Copy each record exactly as it reads, leaving out any pictures it holds.
=== INFORMATION PROVIDED ===
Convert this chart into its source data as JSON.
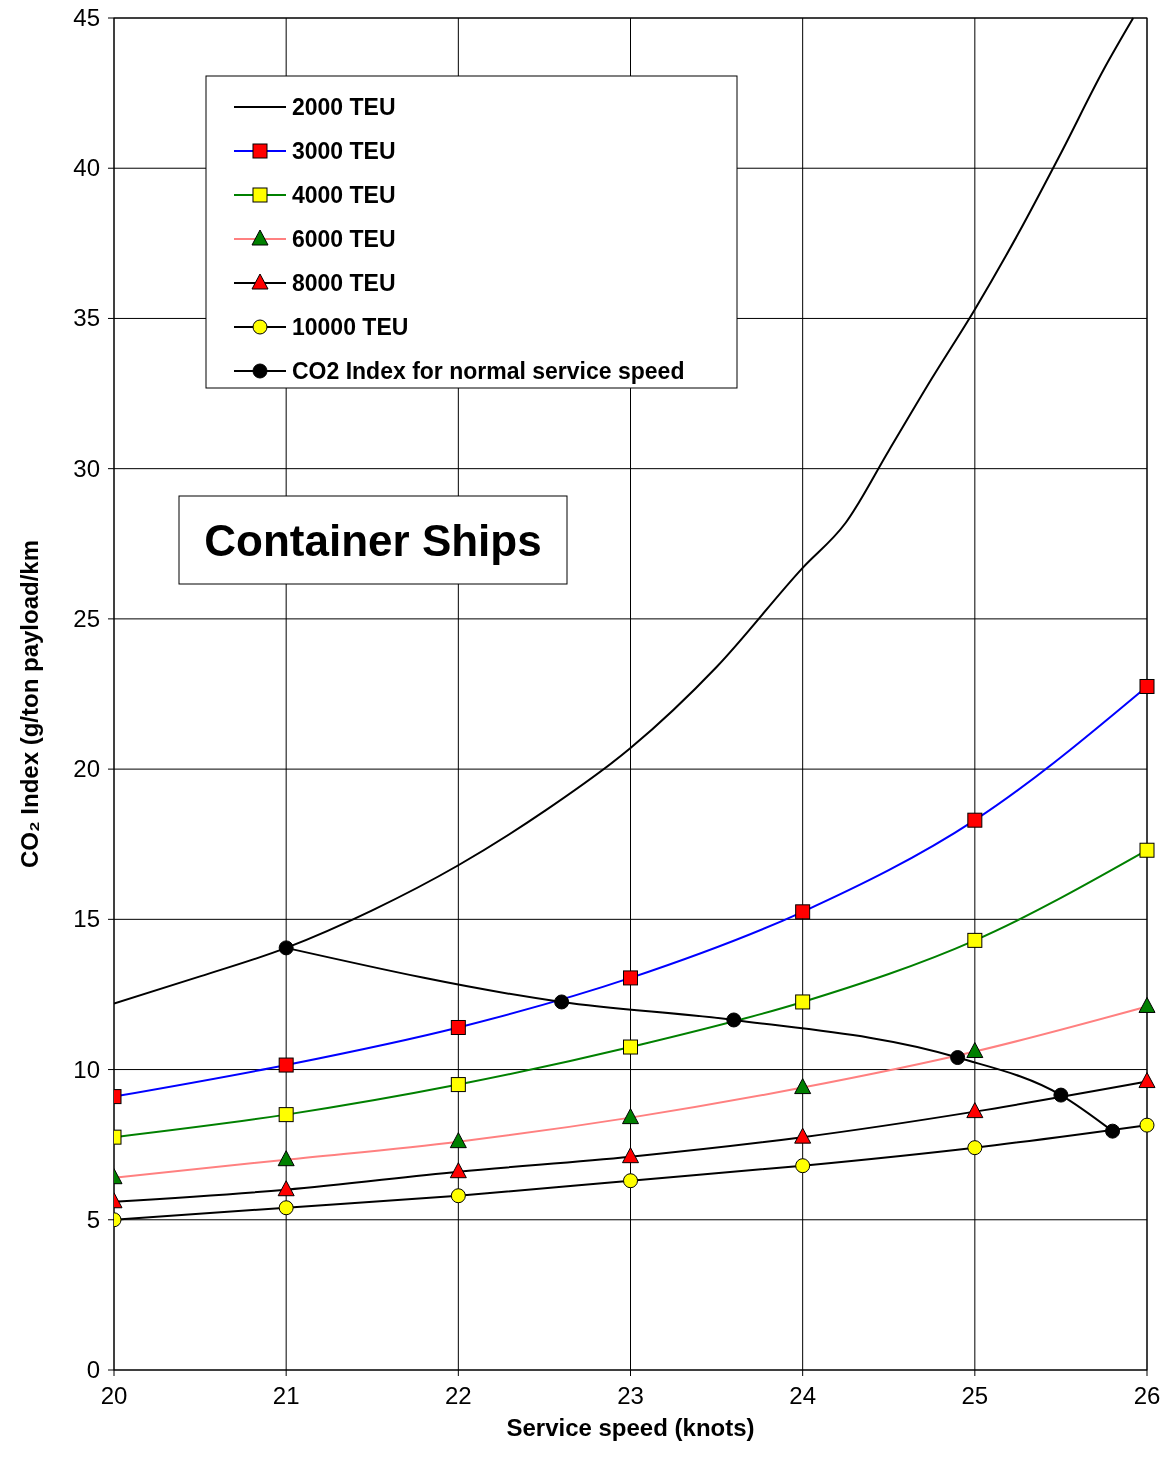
{
  "chart_data": {
    "type": "line",
    "xlabel": "Service speed (knots)",
    "ylabel": "CO₂ Index (g/ton payload/km",
    "xlim": [
      20,
      26
    ],
    "ylim": [
      0,
      45
    ],
    "xticks": [
      20,
      21,
      22,
      23,
      24,
      25,
      26
    ],
    "yticks": [
      0,
      5,
      10,
      15,
      20,
      25,
      30,
      35,
      40,
      45
    ],
    "grid": true,
    "legend": "top left",
    "annotations": [
      "Container Ships"
    ],
    "series": [
      {
        "name": "2000 TEU",
        "color": "#000000",
        "marker": "none",
        "x": [
          20,
          20.5,
          21,
          21.5,
          22,
          22.5,
          23,
          23.5,
          24,
          24.25,
          24.5,
          24.75,
          25,
          25.25,
          25.5,
          25.75,
          25.92
        ],
        "values": [
          12.2,
          13.1,
          14.05,
          15.3,
          16.8,
          18.6,
          20.7,
          23.4,
          26.7,
          28.2,
          30.6,
          33,
          35.3,
          37.8,
          40.5,
          43.3,
          45
        ]
      },
      {
        "name": "3000 TEU",
        "color": "#0000ff",
        "colors": [
          "#ff0000",
          "#ff0000",
          "#ff0000",
          "#ff0000",
          "#ff0000",
          "#ff0000",
          "#ff0000"
        ],
        "marker": "square",
        "x": [
          20,
          21,
          22,
          23,
          24,
          25,
          26
        ],
        "values": [
          9.1,
          10.15,
          11.4,
          13.05,
          15.25,
          18.3,
          22.75
        ]
      },
      {
        "name": "4000 TEU",
        "color": "#008000",
        "colors": [
          "#ffff00",
          "#ffff00",
          "#ffff00",
          "#ffff00",
          "#ffff00",
          "#ffff00",
          "#ffff00"
        ],
        "marker": "square",
        "x": [
          20,
          21,
          22,
          23,
          24,
          25,
          26
        ],
        "values": [
          7.75,
          8.5,
          9.5,
          10.75,
          12.25,
          14.3,
          17.3
        ]
      },
      {
        "name": "6000 TEU",
        "color": "#ff8080",
        "colors": [
          "#008000",
          "#008000",
          "#008000",
          "#008000",
          "#008000",
          "#008000",
          "#008000"
        ],
        "marker": "triangle",
        "x": [
          20,
          21,
          22,
          23,
          24,
          25,
          26
        ],
        "values": [
          6.4,
          7.0,
          7.6,
          8.4,
          9.4,
          10.6,
          12.1
        ]
      },
      {
        "name": "8000 TEU",
        "color": "#000000",
        "colors": [
          "#ff0000",
          "#ff0000",
          "#ff0000",
          "#ff0000",
          "#ff0000",
          "#ff0000",
          "#ff0000"
        ],
        "marker": "triangle",
        "x": [
          20,
          21,
          22,
          23,
          24,
          25,
          26
        ],
        "values": [
          5.6,
          6.0,
          6.6,
          7.1,
          7.75,
          8.6,
          9.6
        ]
      },
      {
        "name": "10000 TEU",
        "color": "#000000",
        "colors": [
          "#ffff00",
          "#ffff00",
          "#ffff00",
          "#ffff00",
          "#ffff00",
          "#ffff00",
          "#ffff00"
        ],
        "marker": "circle",
        "x": [
          20,
          21,
          22,
          23,
          24,
          25,
          26
        ],
        "values": [
          5.0,
          5.4,
          5.8,
          6.3,
          6.8,
          7.4,
          8.15
        ]
      },
      {
        "name": "CO2 Index for normal service speed",
        "color": "#000000",
        "colors": [
          "#000000",
          "#000000",
          "#000000",
          "#000000",
          "#000000",
          "#000000"
        ],
        "marker": "circle",
        "x": [
          21,
          22.6,
          23.6,
          24.9,
          25.5,
          25.8
        ],
        "values": [
          14.05,
          12.25,
          11.65,
          10.4,
          9.15,
          7.95
        ]
      }
    ]
  }
}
===
FINAL RESULT -
Convert this chart into its source data as JSON.
{
  "chart_data": {
    "type": "line",
    "xlabel": "Service speed (knots)",
    "ylabel": "CO₂ Index (g/ton payload/km",
    "xlim": [
      20,
      26
    ],
    "ylim": [
      0,
      45
    ],
    "xticks": [
      20,
      21,
      22,
      23,
      24,
      25,
      26
    ],
    "yticks": [
      0,
      5,
      10,
      15,
      20,
      25,
      30,
      35,
      40,
      45
    ],
    "grid": true,
    "legend": "top left",
    "annotations": [
      "Container Ships"
    ],
    "series": [
      {
        "name": "2000 TEU",
        "color": "#000000",
        "marker": "none",
        "x": [
          20,
          20.5,
          21,
          21.5,
          22,
          22.5,
          23,
          23.5,
          24,
          24.25,
          24.5,
          24.75,
          25,
          25.25,
          25.5,
          25.75,
          25.92
        ],
        "values": [
          12.2,
          13.1,
          14.05,
          15.3,
          16.8,
          18.6,
          20.7,
          23.4,
          26.7,
          28.2,
          30.6,
          33,
          35.3,
          37.8,
          40.5,
          43.3,
          45
        ]
      },
      {
        "name": "3000 TEU",
        "color": "#0000ff",
        "colors": [
          "#ff0000",
          "#ff0000",
          "#ff0000",
          "#ff0000",
          "#ff0000",
          "#ff0000",
          "#ff0000"
        ],
        "marker": "square",
        "x": [
          20,
          21,
          22,
          23,
          24,
          25,
          26
        ],
        "values": [
          9.1,
          10.15,
          11.4,
          13.05,
          15.25,
          18.3,
          22.75
        ]
      },
      {
        "name": "4000 TEU",
        "color": "#008000",
        "colors": [
          "#ffff00",
          "#ffff00",
          "#ffff00",
          "#ffff00",
          "#ffff00",
          "#ffff00",
          "#ffff00"
        ],
        "marker": "square",
        "x": [
          20,
          21,
          22,
          23,
          24,
          25,
          26
        ],
        "values": [
          7.75,
          8.5,
          9.5,
          10.75,
          12.25,
          14.3,
          17.3
        ]
      },
      {
        "name": "6000 TEU",
        "color": "#ff8080",
        "colors": [
          "#008000",
          "#008000",
          "#008000",
          "#008000",
          "#008000",
          "#008000",
          "#008000"
        ],
        "marker": "triangle",
        "x": [
          20,
          21,
          22,
          23,
          24,
          25,
          26
        ],
        "values": [
          6.4,
          7.0,
          7.6,
          8.4,
          9.4,
          10.6,
          12.1
        ]
      },
      {
        "name": "8000 TEU",
        "color": "#000000",
        "colors": [
          "#ff0000",
          "#ff0000",
          "#ff0000",
          "#ff0000",
          "#ff0000",
          "#ff0000",
          "#ff0000"
        ],
        "marker": "triangle",
        "x": [
          20,
          21,
          22,
          23,
          24,
          25,
          26
        ],
        "values": [
          5.6,
          6.0,
          6.6,
          7.1,
          7.75,
          8.6,
          9.6
        ]
      },
      {
        "name": "10000 TEU",
        "color": "#000000",
        "colors": [
          "#ffff00",
          "#ffff00",
          "#ffff00",
          "#ffff00",
          "#ffff00",
          "#ffff00",
          "#ffff00"
        ],
        "marker": "circle",
        "x": [
          20,
          21,
          22,
          23,
          24,
          25,
          26
        ],
        "values": [
          5.0,
          5.4,
          5.8,
          6.3,
          6.8,
          7.4,
          8.15
        ]
      },
      {
        "name": "CO2 Index for normal service speed",
        "color": "#000000",
        "colors": [
          "#000000",
          "#000000",
          "#000000",
          "#000000",
          "#000000",
          "#000000"
        ],
        "marker": "circle",
        "x": [
          21,
          22.6,
          23.6,
          24.9,
          25.5,
          25.8
        ],
        "values": [
          14.05,
          12.25,
          11.65,
          10.4,
          9.15,
          7.95
        ]
      }
    ]
  }
}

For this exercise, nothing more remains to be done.